## Given request
Work out the number of lines with the word "nach" in the material below, then reply with that number only.

Stored records:
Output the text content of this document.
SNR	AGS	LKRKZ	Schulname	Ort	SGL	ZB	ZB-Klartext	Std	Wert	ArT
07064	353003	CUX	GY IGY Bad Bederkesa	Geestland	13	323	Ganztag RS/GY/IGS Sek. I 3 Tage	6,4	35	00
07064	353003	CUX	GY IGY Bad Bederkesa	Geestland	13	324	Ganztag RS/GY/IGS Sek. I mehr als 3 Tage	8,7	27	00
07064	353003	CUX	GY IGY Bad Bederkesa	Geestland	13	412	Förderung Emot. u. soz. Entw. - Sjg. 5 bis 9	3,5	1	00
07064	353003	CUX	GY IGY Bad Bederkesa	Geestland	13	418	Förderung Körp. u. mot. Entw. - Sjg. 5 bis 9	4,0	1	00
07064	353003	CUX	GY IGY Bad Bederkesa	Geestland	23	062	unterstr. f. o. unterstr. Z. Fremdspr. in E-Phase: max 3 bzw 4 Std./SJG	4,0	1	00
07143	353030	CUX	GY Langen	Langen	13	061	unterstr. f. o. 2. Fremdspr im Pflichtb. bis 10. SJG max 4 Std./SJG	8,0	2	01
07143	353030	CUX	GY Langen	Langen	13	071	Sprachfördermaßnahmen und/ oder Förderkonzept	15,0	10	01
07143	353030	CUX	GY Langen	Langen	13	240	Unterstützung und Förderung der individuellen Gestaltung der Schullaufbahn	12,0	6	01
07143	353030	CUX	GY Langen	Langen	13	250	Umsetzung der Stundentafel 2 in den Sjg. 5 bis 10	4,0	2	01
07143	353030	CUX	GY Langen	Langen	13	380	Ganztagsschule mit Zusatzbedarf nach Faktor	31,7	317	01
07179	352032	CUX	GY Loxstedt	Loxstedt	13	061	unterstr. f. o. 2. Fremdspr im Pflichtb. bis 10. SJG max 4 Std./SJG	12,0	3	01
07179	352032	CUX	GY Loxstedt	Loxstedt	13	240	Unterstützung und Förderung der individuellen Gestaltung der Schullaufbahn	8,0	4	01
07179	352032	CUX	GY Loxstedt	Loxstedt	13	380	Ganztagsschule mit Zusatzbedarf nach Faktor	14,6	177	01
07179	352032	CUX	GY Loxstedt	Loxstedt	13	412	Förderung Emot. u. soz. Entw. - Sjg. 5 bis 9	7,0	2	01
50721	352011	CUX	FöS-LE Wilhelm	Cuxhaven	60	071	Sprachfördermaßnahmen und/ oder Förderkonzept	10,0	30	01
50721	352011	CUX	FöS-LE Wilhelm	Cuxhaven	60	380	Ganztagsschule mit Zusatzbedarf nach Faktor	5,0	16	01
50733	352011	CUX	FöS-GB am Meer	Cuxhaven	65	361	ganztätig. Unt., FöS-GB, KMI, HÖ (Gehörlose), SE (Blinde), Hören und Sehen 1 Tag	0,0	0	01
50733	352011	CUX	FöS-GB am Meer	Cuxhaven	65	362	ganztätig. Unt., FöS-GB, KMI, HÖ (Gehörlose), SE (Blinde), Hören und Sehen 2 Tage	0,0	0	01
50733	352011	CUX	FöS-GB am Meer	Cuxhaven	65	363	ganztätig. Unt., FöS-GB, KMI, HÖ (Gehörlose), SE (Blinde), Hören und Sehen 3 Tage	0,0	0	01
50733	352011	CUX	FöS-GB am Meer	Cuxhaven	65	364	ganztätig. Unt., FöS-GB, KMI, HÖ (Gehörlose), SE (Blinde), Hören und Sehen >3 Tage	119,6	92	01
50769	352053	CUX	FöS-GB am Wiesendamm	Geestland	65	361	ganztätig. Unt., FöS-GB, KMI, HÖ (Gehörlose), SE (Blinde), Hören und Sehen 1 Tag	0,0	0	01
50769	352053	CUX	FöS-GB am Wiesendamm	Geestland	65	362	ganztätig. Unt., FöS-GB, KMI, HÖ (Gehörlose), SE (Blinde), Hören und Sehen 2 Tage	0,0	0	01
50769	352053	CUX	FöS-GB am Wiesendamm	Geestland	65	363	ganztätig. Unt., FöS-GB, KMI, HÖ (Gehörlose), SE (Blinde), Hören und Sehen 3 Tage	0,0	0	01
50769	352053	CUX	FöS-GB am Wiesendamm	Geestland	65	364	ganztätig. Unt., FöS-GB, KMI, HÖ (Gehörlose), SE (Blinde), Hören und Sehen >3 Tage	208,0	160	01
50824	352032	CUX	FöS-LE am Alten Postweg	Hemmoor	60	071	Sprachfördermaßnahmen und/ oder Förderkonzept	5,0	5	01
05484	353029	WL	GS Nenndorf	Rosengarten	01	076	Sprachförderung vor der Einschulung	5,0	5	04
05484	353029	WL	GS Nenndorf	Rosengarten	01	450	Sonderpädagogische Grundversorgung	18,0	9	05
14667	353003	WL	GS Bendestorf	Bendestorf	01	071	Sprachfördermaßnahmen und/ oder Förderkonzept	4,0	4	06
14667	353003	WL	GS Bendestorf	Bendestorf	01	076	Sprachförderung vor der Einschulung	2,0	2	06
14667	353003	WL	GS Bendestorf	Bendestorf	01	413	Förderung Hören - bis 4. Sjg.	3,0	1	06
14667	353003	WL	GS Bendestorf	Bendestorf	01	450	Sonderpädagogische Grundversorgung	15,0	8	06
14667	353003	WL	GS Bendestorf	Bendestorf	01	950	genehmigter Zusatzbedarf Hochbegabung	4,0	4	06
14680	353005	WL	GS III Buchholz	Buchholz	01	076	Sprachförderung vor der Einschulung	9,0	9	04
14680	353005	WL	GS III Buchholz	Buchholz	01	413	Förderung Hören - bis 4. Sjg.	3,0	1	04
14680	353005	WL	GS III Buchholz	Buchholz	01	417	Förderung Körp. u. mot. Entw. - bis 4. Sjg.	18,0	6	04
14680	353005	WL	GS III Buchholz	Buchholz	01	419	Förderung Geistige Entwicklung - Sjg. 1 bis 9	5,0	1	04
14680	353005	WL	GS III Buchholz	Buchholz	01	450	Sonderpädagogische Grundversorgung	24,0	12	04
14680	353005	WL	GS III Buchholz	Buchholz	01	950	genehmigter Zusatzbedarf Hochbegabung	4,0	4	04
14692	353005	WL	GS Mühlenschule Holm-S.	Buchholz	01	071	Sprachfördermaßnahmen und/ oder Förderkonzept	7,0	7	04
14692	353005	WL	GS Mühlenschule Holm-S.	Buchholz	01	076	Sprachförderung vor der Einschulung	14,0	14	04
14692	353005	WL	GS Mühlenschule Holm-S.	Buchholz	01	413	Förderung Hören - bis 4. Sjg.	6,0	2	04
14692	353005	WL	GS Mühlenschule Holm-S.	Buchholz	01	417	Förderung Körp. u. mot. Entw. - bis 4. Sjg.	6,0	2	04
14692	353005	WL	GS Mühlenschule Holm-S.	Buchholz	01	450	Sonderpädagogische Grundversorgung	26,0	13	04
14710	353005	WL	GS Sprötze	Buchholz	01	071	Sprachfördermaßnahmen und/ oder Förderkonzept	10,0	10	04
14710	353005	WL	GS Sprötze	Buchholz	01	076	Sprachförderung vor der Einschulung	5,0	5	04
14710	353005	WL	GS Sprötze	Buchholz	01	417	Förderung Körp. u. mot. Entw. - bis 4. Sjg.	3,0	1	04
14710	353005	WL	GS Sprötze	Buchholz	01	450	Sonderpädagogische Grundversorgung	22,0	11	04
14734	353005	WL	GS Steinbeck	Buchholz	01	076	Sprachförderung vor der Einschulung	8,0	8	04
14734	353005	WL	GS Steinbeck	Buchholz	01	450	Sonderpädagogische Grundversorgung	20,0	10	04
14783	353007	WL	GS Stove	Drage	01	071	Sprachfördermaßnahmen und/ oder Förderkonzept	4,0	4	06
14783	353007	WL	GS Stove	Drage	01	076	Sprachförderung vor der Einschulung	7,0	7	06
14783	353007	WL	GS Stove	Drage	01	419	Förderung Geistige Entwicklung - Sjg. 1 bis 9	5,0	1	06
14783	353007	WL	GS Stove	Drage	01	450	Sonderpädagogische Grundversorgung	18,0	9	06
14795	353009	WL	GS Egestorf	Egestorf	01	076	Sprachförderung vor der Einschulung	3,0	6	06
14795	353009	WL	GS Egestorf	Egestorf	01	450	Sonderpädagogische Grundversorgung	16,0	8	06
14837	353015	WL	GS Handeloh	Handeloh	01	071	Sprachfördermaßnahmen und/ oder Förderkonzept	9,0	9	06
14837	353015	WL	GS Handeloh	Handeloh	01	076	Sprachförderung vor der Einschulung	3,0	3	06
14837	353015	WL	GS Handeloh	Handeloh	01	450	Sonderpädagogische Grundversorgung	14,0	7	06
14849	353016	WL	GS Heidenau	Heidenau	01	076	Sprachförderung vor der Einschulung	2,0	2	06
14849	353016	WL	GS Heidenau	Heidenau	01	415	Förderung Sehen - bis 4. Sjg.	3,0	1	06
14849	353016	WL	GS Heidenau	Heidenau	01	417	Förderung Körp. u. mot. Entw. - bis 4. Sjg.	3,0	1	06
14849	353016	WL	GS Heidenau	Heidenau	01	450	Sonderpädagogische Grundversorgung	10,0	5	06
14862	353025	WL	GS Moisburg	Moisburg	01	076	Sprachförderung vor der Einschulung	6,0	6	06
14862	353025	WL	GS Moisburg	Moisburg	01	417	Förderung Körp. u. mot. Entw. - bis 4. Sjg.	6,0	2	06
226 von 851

## Exercise solution
3